■ **WHAT YOU ARE ASKED TO DO**
Output the data that follows exactly, line for line.

■ **INPUT ROWS**
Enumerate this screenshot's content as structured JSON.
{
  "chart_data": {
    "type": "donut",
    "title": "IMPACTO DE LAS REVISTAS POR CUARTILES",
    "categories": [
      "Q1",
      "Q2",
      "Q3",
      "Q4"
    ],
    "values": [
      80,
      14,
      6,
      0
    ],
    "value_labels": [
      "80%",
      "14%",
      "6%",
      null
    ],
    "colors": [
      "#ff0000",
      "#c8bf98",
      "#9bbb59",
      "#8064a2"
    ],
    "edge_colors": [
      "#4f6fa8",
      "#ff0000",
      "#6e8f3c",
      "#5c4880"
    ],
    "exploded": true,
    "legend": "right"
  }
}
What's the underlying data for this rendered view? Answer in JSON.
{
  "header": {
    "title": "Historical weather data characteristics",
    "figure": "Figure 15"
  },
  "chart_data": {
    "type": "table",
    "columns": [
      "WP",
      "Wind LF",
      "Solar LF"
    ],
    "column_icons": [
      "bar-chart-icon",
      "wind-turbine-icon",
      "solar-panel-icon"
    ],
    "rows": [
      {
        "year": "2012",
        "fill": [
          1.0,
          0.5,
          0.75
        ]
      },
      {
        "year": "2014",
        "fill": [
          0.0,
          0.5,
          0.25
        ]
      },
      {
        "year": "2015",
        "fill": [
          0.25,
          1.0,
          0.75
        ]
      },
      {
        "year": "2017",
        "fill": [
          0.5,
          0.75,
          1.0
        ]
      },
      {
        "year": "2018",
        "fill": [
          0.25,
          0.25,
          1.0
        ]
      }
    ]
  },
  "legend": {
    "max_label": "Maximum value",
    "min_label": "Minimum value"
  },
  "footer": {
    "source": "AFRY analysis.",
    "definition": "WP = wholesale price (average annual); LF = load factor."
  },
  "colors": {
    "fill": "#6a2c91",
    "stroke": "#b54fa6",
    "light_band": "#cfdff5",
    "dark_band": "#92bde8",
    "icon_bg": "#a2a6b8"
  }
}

■ **ANSWER IN FULL**
Enumerate this screenshot's content as structured JSON.
{
  "chart_data": {
    "type": "donut",
    "title": "IMPACTO DE LAS REVISTAS POR CUARTILES",
    "categories": [
      "Q1",
      "Q2",
      "Q3",
      "Q4"
    ],
    "values": [
      80,
      14,
      6,
      0
    ],
    "value_labels": [
      "80%",
      "14%",
      "6%",
      null
    ],
    "colors": [
      "#ff0000",
      "#c8bf98",
      "#9bbb59",
      "#8064a2"
    ],
    "edge_colors": [
      "#4f6fa8",
      "#ff0000",
      "#6e8f3c",
      "#5c4880"
    ],
    "exploded": true,
    "legend": "right"
  }
}
What's the underlying data for this rendered view? Answer in JSON.
{
  "header": {
    "title": "Historical weather data characteristics",
    "figure": "Figure 15"
  },
  "chart_data": {
    "type": "table",
    "columns": [
      "WP",
      "Wind LF",
      "Solar LF"
    ],
    "column_icons": [
      "bar-chart-icon",
      "wind-turbine-icon",
      "solar-panel-icon"
    ],
    "rows": [
      {
        "year": "2012",
        "fill": [
          1.0,
          0.5,
          0.75
        ]
      },
      {
        "year": "2014",
        "fill": [
          0.0,
          0.5,
          0.25
        ]
      },
      {
        "year": "2015",
        "fill": [
          0.25,
          1.0,
          0.75
        ]
      },
      {
        "year": "2017",
        "fill": [
          0.5,
          0.75,
          1.0
        ]
      },
      {
        "year": "2018",
        "fill": [
          0.25,
          0.25,
          1.0
        ]
      }
    ]
  },
  "legend": {
    "max_label": "Maximum value",
    "min_label": "Minimum value"
  },
  "footer": {
    "source": "AFRY analysis.",
    "definition": "WP = wholesale price (average annual); LF = load factor."
  },
  "colors": {
    "fill": "#6a2c91",
    "stroke": "#b54fa6",
    "light_band": "#cfdff5",
    "dark_band": "#92bde8",
    "icon_bg": "#a2a6b8"
  }
}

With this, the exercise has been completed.